■ **Provided material**:
-- START --

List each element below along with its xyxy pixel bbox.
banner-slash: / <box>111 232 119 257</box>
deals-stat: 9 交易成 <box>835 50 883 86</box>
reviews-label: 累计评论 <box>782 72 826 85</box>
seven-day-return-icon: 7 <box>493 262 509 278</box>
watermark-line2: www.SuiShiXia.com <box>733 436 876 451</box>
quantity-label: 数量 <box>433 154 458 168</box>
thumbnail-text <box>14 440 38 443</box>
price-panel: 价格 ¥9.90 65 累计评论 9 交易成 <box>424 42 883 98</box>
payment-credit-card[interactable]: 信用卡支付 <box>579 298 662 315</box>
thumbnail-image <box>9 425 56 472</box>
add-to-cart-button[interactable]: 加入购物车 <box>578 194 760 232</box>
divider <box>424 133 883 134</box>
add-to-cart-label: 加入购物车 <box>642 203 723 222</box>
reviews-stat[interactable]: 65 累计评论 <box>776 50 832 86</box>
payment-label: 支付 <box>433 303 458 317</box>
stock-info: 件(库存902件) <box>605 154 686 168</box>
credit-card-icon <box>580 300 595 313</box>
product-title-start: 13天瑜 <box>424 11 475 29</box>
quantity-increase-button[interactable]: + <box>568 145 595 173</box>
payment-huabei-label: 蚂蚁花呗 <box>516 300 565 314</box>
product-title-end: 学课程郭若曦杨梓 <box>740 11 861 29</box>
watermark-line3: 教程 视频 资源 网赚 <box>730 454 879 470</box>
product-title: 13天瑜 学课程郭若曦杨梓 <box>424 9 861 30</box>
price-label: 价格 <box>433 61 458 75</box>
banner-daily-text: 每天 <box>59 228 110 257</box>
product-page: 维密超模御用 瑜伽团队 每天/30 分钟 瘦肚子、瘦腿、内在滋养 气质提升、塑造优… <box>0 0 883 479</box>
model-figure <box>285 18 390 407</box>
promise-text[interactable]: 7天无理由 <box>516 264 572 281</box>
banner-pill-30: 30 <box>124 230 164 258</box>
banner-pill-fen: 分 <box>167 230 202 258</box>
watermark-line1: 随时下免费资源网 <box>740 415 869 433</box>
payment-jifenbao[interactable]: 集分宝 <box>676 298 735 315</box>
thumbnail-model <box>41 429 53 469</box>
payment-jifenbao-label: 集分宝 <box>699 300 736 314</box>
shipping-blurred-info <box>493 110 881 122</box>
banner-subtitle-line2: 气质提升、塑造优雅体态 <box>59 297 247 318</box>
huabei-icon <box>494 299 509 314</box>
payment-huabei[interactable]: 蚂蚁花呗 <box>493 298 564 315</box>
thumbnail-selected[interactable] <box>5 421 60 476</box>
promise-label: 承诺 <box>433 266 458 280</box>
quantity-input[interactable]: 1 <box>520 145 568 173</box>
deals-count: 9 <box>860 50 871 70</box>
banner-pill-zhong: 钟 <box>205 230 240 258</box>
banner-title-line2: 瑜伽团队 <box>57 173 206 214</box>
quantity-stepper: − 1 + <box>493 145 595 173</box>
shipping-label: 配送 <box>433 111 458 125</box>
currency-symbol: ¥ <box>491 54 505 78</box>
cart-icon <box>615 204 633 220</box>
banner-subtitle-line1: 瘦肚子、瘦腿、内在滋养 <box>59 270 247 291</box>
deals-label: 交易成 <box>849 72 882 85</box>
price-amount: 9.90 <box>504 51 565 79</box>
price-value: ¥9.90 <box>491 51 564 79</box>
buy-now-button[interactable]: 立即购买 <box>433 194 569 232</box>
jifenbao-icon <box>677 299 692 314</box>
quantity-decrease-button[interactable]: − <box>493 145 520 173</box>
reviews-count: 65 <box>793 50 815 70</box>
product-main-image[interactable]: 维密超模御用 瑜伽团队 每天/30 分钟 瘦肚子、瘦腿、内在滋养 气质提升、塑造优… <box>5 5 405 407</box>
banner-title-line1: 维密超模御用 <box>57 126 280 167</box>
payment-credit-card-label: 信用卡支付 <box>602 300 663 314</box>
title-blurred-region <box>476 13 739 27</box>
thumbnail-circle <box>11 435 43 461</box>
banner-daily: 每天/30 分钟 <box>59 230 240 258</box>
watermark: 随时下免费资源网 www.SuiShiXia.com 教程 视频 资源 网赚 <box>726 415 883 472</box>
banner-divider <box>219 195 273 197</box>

-- END --

■ **Aim of the exercise**: Rewrite the records above, replacing every occurrence of "thumbnail" with "preview" and leaving everything else unchanged.

■ **Completed exercise**:
List each element below along with its xyxy pixel bbox.
banner-slash: / <box>111 232 119 257</box>
deals-stat: 9 交易成 <box>835 50 883 86</box>
reviews-label: 累计评论 <box>782 72 826 85</box>
seven-day-return-icon: 7 <box>493 262 509 278</box>
watermark-line2: www.SuiShiXia.com <box>733 436 876 451</box>
quantity-label: 数量 <box>433 154 458 168</box>
preview-text <box>14 440 38 443</box>
price-panel: 价格 ¥9.90 65 累计评论 9 交易成 <box>424 42 883 98</box>
payment-credit-card[interactable]: 信用卡支付 <box>579 298 662 315</box>
preview-image <box>9 425 56 472</box>
add-to-cart-button[interactable]: 加入购物车 <box>578 194 760 232</box>
divider <box>424 133 883 134</box>
add-to-cart-label: 加入购物车 <box>642 203 723 222</box>
reviews-stat[interactable]: 65 累计评论 <box>776 50 832 86</box>
payment-label: 支付 <box>433 303 458 317</box>
stock-info: 件(库存902件) <box>605 154 686 168</box>
credit-card-icon <box>580 300 595 313</box>
product-title-start: 13天瑜 <box>424 11 475 29</box>
quantity-increase-button[interactable]: + <box>568 145 595 173</box>
payment-huabei-label: 蚂蚁花呗 <box>516 300 565 314</box>
product-title-end: 学课程郭若曦杨梓 <box>740 11 861 29</box>
watermark-line3: 教程 视频 资源 网赚 <box>730 454 879 470</box>
product-title: 13天瑜 学课程郭若曦杨梓 <box>424 9 861 30</box>
price-label: 价格 <box>433 61 458 75</box>
banner-daily-text: 每天 <box>59 228 110 257</box>
product-page: 维密超模御用 瑜伽团队 每天/30 分钟 瘦肚子、瘦腿、内在滋养 气质提升、塑造优… <box>0 0 883 479</box>
model-figure <box>285 18 390 407</box>
promise-text[interactable]: 7天无理由 <box>516 264 572 281</box>
banner-pill-30: 30 <box>124 230 164 258</box>
banner-pill-fen: 分 <box>167 230 202 258</box>
watermark-line1: 随时下免费资源网 <box>740 415 869 433</box>
payment-jifenbao[interactable]: 集分宝 <box>676 298 735 315</box>
preview-model <box>41 429 53 469</box>
payment-jifenbao-label: 集分宝 <box>699 300 736 314</box>
shipping-blurred-info <box>493 110 881 122</box>
banner-subtitle-line2: 气质提升、塑造优雅体态 <box>59 297 247 318</box>
huabei-icon <box>494 299 509 314</box>
payment-huabei[interactable]: 蚂蚁花呗 <box>493 298 564 315</box>
preview-selected[interactable] <box>5 421 60 476</box>
promise-label: 承诺 <box>433 266 458 280</box>
quantity-input[interactable]: 1 <box>520 145 568 173</box>
deals-count: 9 <box>860 50 871 70</box>
banner-pill-zhong: 钟 <box>205 230 240 258</box>
banner-title-line2: 瑜伽团队 <box>57 173 206 214</box>
quantity-stepper: − 1 + <box>493 145 595 173</box>
shipping-label: 配送 <box>433 111 458 125</box>
currency-symbol: ¥ <box>491 54 505 78</box>
cart-icon <box>615 204 633 220</box>
banner-subtitle-line1: 瘦肚子、瘦腿、内在滋养 <box>59 270 247 291</box>
deals-label: 交易成 <box>849 72 882 85</box>
price-amount: 9.90 <box>504 51 565 79</box>
price-value: ¥9.90 <box>491 51 564 79</box>
buy-now-button[interactable]: 立即购买 <box>433 194 569 232</box>
jifenbao-icon <box>677 299 692 314</box>
quantity-decrease-button[interactable]: − <box>493 145 520 173</box>
reviews-count: 65 <box>793 50 815 70</box>
product-main-image[interactable]: 维密超模御用 瑜伽团队 每天/30 分钟 瘦肚子、瘦腿、内在滋养 气质提升、塑造优… <box>5 5 405 407</box>
banner-title-line1: 维密超模御用 <box>57 126 280 167</box>
payment-credit-card-label: 信用卡支付 <box>602 300 663 314</box>
title-blurred-region <box>476 13 739 27</box>
preview-circle <box>11 435 43 461</box>
banner-daily: 每天/30 分钟 <box>59 230 240 258</box>
watermark: 随时下免费资源网 www.SuiShiXia.com 教程 视频 资源 网赚 <box>726 415 883 472</box>
banner-divider <box>219 195 273 197</box>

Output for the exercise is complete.